• **PROBLEM DETAILS**: Find every line in the records that holds the string "JSON". Copy each one.

• **THE RECORDS**:
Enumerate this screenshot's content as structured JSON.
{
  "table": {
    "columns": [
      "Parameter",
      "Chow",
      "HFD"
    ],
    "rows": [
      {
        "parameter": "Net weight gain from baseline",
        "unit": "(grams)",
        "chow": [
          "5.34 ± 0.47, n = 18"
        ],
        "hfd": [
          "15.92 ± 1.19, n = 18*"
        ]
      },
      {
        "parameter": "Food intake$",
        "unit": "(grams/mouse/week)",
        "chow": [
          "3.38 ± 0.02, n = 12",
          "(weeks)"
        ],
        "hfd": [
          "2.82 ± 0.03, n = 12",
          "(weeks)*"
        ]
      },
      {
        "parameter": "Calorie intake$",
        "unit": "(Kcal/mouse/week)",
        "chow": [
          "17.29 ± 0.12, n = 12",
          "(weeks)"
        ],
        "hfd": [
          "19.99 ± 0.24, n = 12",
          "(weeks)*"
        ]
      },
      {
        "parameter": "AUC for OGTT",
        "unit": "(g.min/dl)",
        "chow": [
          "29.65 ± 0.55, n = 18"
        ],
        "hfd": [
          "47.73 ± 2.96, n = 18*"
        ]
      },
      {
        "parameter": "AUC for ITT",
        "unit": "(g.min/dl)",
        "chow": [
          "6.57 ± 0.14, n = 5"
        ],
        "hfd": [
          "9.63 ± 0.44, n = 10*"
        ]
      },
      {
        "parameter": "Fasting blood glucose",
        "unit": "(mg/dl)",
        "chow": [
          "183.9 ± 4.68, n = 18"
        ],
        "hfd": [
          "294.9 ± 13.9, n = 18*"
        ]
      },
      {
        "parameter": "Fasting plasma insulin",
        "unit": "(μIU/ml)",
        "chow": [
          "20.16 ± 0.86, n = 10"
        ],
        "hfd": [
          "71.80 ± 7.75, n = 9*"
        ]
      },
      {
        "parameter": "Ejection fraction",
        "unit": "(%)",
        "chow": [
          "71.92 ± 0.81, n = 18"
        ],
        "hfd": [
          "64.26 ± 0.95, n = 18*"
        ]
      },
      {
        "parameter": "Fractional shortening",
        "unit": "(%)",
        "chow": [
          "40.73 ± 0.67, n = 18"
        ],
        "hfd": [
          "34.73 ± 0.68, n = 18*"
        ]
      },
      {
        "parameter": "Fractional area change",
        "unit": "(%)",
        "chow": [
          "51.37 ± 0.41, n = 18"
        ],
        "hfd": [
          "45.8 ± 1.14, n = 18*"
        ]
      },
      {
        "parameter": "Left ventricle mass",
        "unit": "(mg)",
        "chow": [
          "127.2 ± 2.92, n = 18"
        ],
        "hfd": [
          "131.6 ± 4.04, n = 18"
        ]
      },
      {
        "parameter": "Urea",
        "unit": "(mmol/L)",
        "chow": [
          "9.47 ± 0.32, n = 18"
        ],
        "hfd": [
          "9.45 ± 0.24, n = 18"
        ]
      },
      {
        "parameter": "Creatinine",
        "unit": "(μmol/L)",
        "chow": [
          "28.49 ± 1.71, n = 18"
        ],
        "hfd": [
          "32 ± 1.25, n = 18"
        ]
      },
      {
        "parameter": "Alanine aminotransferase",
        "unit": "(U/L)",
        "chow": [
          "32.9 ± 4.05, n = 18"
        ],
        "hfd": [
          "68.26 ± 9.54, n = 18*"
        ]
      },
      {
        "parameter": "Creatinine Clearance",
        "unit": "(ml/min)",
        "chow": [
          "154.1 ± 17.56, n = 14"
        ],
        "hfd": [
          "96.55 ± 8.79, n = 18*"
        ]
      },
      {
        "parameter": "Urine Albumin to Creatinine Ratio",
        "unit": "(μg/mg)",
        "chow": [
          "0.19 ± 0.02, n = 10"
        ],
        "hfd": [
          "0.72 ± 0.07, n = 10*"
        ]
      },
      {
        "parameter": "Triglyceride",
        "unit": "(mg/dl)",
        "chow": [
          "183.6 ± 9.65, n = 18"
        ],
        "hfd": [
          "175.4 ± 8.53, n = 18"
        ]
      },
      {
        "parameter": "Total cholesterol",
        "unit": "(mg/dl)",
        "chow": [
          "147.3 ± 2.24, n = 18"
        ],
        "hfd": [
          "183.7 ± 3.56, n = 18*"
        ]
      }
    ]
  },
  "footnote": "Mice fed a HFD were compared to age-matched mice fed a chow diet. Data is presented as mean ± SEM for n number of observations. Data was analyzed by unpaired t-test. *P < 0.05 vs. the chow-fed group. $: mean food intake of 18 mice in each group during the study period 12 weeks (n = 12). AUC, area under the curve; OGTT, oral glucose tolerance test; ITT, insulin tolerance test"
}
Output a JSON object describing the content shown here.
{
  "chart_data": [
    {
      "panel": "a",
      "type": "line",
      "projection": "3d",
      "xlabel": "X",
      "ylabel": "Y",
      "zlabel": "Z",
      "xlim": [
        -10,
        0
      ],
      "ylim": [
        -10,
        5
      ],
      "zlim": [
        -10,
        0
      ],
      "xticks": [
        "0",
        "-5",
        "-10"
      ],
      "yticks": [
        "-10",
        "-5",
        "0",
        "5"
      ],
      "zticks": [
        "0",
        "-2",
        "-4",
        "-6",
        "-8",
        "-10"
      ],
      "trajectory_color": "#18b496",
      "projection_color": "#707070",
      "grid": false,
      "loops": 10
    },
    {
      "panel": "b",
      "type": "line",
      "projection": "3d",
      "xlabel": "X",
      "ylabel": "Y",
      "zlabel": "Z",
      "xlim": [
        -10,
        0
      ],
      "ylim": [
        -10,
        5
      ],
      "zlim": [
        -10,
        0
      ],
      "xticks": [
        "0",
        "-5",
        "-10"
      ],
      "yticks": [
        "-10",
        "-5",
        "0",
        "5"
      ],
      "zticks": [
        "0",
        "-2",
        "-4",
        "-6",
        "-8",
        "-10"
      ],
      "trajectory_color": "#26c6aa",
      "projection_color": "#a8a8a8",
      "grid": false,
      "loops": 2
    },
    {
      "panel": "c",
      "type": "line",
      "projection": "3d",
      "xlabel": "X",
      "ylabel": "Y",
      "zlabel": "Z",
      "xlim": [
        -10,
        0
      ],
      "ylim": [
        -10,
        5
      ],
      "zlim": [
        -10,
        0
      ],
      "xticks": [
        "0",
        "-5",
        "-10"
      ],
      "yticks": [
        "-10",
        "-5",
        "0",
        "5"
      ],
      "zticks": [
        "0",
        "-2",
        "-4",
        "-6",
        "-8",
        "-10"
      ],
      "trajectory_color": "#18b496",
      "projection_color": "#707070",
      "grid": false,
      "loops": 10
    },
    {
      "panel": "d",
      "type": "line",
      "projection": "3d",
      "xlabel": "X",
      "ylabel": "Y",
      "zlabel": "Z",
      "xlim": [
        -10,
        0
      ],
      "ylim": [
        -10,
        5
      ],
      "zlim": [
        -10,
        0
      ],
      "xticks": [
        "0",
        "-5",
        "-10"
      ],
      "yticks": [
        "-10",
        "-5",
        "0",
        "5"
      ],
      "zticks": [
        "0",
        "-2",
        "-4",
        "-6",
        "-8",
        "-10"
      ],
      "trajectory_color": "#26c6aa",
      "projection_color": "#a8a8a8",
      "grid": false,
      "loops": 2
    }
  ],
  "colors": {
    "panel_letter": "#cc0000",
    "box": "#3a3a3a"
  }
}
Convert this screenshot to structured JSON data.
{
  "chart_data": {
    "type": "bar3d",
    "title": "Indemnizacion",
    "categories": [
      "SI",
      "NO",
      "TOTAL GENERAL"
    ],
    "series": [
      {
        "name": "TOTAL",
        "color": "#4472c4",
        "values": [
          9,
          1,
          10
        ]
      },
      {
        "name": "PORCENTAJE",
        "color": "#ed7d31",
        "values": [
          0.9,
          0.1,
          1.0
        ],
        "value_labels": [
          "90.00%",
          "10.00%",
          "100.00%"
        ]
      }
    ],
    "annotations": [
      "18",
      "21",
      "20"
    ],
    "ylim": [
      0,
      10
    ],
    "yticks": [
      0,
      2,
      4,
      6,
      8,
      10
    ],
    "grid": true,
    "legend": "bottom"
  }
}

• **CORRECT RESULT**:
Enumerate this screenshot's content as structured JSON.
Output a JSON object describing the content shown here.
Convert this screenshot to structured JSON data.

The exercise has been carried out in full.